_Short task:_
Pull out every line below holding the word "экстензоровъ".

[Start Records for processing]

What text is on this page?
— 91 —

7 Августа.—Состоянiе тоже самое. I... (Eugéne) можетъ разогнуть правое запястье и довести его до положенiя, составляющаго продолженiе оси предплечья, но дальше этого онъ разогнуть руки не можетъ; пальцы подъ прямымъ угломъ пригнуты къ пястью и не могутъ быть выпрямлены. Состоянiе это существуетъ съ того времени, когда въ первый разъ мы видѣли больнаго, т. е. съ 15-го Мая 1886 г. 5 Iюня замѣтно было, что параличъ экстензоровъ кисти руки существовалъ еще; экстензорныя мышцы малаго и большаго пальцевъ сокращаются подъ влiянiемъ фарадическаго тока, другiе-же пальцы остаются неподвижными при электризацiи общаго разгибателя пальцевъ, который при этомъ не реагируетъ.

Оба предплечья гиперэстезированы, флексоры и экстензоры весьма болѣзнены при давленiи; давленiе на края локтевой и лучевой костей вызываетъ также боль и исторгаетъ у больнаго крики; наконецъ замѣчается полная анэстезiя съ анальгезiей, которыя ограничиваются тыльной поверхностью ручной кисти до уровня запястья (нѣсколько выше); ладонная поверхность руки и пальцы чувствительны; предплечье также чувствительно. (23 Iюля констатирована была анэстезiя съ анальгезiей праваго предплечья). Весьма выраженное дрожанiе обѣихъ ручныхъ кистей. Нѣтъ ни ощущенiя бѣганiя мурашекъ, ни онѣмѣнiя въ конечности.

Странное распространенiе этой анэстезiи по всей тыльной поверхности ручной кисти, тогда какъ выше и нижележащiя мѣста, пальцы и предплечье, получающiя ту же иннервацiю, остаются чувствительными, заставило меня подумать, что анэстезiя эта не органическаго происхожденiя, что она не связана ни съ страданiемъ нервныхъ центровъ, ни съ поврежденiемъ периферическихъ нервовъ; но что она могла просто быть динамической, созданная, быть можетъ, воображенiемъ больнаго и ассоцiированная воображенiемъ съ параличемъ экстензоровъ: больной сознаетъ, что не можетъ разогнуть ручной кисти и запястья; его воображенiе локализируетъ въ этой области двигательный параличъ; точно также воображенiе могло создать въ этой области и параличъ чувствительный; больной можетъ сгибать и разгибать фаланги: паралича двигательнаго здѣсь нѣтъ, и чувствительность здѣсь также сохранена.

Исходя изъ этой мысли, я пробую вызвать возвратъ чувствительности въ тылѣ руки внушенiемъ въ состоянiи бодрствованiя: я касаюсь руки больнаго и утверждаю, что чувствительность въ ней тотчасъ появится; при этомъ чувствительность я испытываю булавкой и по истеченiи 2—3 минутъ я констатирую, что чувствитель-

[End Records for processing]

_Task output:_
7 Августа.—Состоянiе тоже самое. I... (Eugéne) можетъ разогнуть правое запястье и довести его до положенiя, составляющаго продолженiе оси предплечья, но дальше этого онъ разогнуть руки не можетъ; пальцы подъ прямымъ угломъ пригнуты къ пястью и не могутъ быть выпрямлены. Состоянiе это существуетъ съ того времени, когда въ первый разъ мы видѣли больнаго, т. е. съ 15-го Мая 1886 г. 5 Iюня замѣтно было, что параличъ экстензоровъ кисти руки существовалъ еще; экстензорныя мышцы малаго и большаго пальцевъ сокращаются подъ влiянiемъ фарадическаго тока, другiе-же пальцы остаются неподвижными при электризацiи общаго разгибателя пальцевъ, который при этомъ не реагируетъ.
Странное распространенiе этой анэстезiи по всей тыльной поверхности ручной кисти, тогда какъ выше и нижележащiя мѣста, пальцы и предплечье, получающiя ту же иннервацiю, остаются чувствительными, заставило меня подумать, что анэстезiя эта не органическаго происхожденiя, что она не связана ни съ страданiемъ нервныхъ центровъ, ни съ поврежденiемъ периферическихъ нервовъ; но что она могла просто быть динамической, созданная, быть можетъ, воображенiемъ больнаго и ассоцiированная воображенiемъ съ параличемъ экстензоровъ: больной сознаетъ, что не можетъ разогнуть ручной кисти и запястья; его воображенiе локализируетъ въ этой области двигательный параличъ; точно также воображенiе могло создать въ этой области и параличъ чувствительный; больной можетъ сгибать и разгибать фаланги: паралича двигательнаго здѣсь нѣтъ, и чувствительность здѣсь также сохранена.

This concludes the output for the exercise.